----- SUPPLIED MATERIAL -----

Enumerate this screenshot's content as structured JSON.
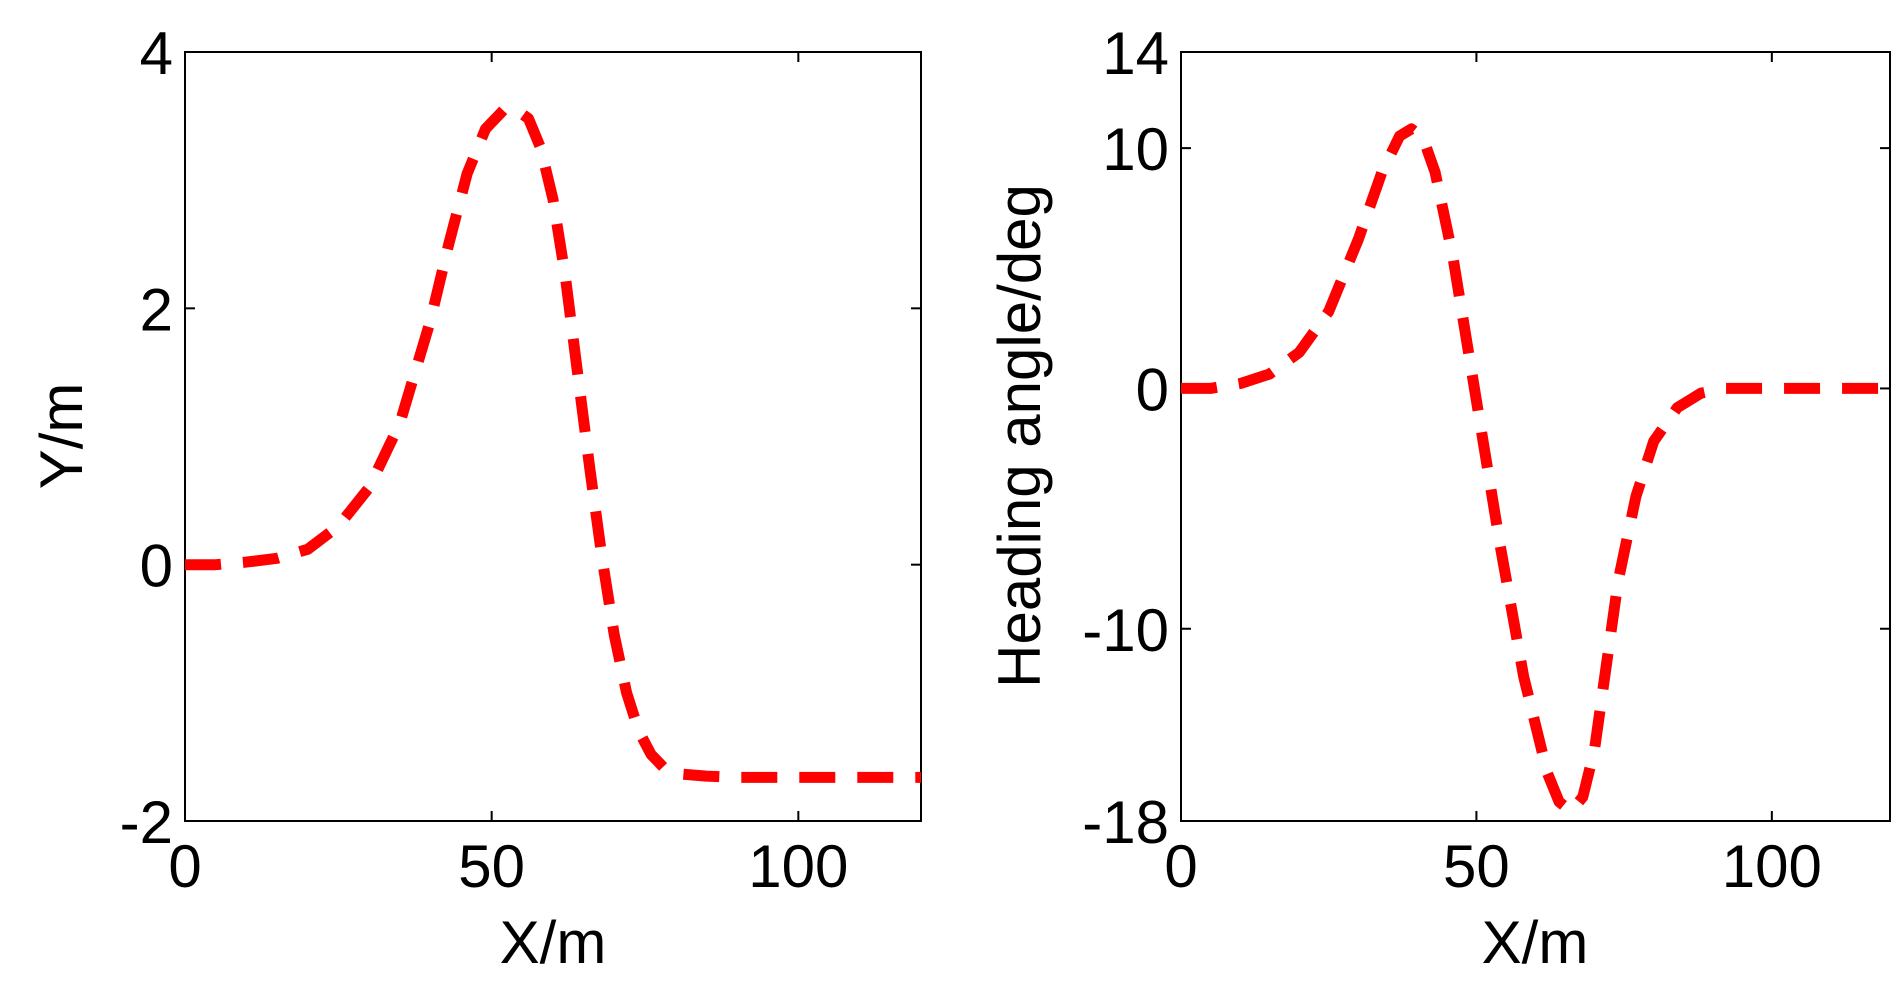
{
  "series_color": "#ff0000",
  "chart_data": [
    {
      "type": "line",
      "title": "",
      "xlabel": "X/m",
      "ylabel": "Y/m",
      "xlim": [
        0,
        120
      ],
      "ylim": [
        -2,
        4
      ],
      "xticks": [
        0,
        50,
        100
      ],
      "xtick_labels": [
        "0",
        "50",
        "100"
      ],
      "yticks": [
        -2,
        0,
        2,
        4
      ],
      "ytick_labels": [
        "-2",
        "0",
        "2",
        "4"
      ],
      "grid": false,
      "legend": false,
      "line_style": "dashed",
      "series": [
        {
          "x": [
            0,
            5,
            10,
            15,
            20,
            25,
            30,
            35,
            40,
            43,
            46,
            49,
            52,
            54,
            56,
            58,
            60,
            62,
            64,
            66,
            68,
            70,
            72,
            74,
            76,
            78,
            80,
            85,
            90,
            95,
            100,
            110,
            120
          ],
          "y": [
            0,
            0,
            0.02,
            0.05,
            0.12,
            0.3,
            0.6,
            1.1,
            1.9,
            2.5,
            3.05,
            3.4,
            3.55,
            3.55,
            3.48,
            3.25,
            2.85,
            2.25,
            1.5,
            0.75,
            0.05,
            -0.55,
            -1.0,
            -1.3,
            -1.48,
            -1.58,
            -1.63,
            -1.65,
            -1.66,
            -1.66,
            -1.66,
            -1.66,
            -1.66
          ]
        }
      ]
    },
    {
      "type": "line",
      "title": "",
      "xlabel": "X/m",
      "ylabel": "Heading angle/deg",
      "xlim": [
        0,
        120
      ],
      "ylim": [
        -18,
        14
      ],
      "xticks": [
        0,
        50,
        100
      ],
      "xtick_labels": [
        "0",
        "50",
        "100"
      ],
      "yticks": [
        -18,
        -10,
        0,
        10,
        14
      ],
      "ytick_labels": [
        "-18",
        "-10",
        "0",
        "10",
        "14"
      ],
      "grid": false,
      "legend": false,
      "line_style": "dashed",
      "series": [
        {
          "x": [
            0,
            5,
            10,
            15,
            20,
            25,
            30,
            34,
            37,
            39,
            41,
            43,
            46,
            50,
            54,
            58,
            62,
            64,
            66,
            68,
            70,
            72,
            74,
            77,
            80,
            84,
            88,
            92,
            96,
            100,
            110,
            120
          ],
          "y": [
            0,
            0,
            0.2,
            0.6,
            1.5,
            3.2,
            6.2,
            9.0,
            10.5,
            10.8,
            10.4,
            9.0,
            5.5,
            -0.5,
            -6.5,
            -12.0,
            -16.0,
            -17.2,
            -17.6,
            -17.0,
            -15.0,
            -11.5,
            -8.0,
            -4.5,
            -2.2,
            -0.8,
            -0.2,
            0,
            0,
            0,
            0,
            0
          ]
        }
      ]
    }
  ]
}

-----

• PROBLEM REQUIREMENTS
Set every line down exactly as written, leaving each picture out.

• SOLUTION FOR THIS TASK
Enumerate this screenshot's content as structured JSON.
{
  "series_color": "#ff0000",
  "chart_data": [
    {
      "type": "line",
      "title": "",
      "xlabel": "X/m",
      "ylabel": "Y/m",
      "xlim": [
        0,
        120
      ],
      "ylim": [
        -2,
        4
      ],
      "xticks": [
        0,
        50,
        100
      ],
      "xtick_labels": [
        "0",
        "50",
        "100"
      ],
      "yticks": [
        -2,
        0,
        2,
        4
      ],
      "ytick_labels": [
        "-2",
        "0",
        "2",
        "4"
      ],
      "grid": false,
      "legend": false,
      "line_style": "dashed",
      "series": [
        {
          "x": [
            0,
            5,
            10,
            15,
            20,
            25,
            30,
            35,
            40,
            43,
            46,
            49,
            52,
            54,
            56,
            58,
            60,
            62,
            64,
            66,
            68,
            70,
            72,
            74,
            76,
            78,
            80,
            85,
            90,
            95,
            100,
            110,
            120
          ],
          "y": [
            0,
            0,
            0.02,
            0.05,
            0.12,
            0.3,
            0.6,
            1.1,
            1.9,
            2.5,
            3.05,
            3.4,
            3.55,
            3.55,
            3.48,
            3.25,
            2.85,
            2.25,
            1.5,
            0.75,
            0.05,
            -0.55,
            -1.0,
            -1.3,
            -1.48,
            -1.58,
            -1.63,
            -1.65,
            -1.66,
            -1.66,
            -1.66,
            -1.66,
            -1.66
          ]
        }
      ]
    },
    {
      "type": "line",
      "title": "",
      "xlabel": "X/m",
      "ylabel": "Heading angle/deg",
      "xlim": [
        0,
        120
      ],
      "ylim": [
        -18,
        14
      ],
      "xticks": [
        0,
        50,
        100
      ],
      "xtick_labels": [
        "0",
        "50",
        "100"
      ],
      "yticks": [
        -18,
        -10,
        0,
        10,
        14
      ],
      "ytick_labels": [
        "-18",
        "-10",
        "0",
        "10",
        "14"
      ],
      "grid": false,
      "legend": false,
      "line_style": "dashed",
      "series": [
        {
          "x": [
            0,
            5,
            10,
            15,
            20,
            25,
            30,
            34,
            37,
            39,
            41,
            43,
            46,
            50,
            54,
            58,
            62,
            64,
            66,
            68,
            70,
            72,
            74,
            77,
            80,
            84,
            88,
            92,
            96,
            100,
            110,
            120
          ],
          "y": [
            0,
            0,
            0.2,
            0.6,
            1.5,
            3.2,
            6.2,
            9.0,
            10.5,
            10.8,
            10.4,
            9.0,
            5.5,
            -0.5,
            -6.5,
            -12.0,
            -16.0,
            -17.2,
            -17.6,
            -17.0,
            -15.0,
            -11.5,
            -8.0,
            -4.5,
            -2.2,
            -0.8,
            -0.2,
            0,
            0,
            0,
            0,
            0
          ]
        }
      ]
    }
  ]
}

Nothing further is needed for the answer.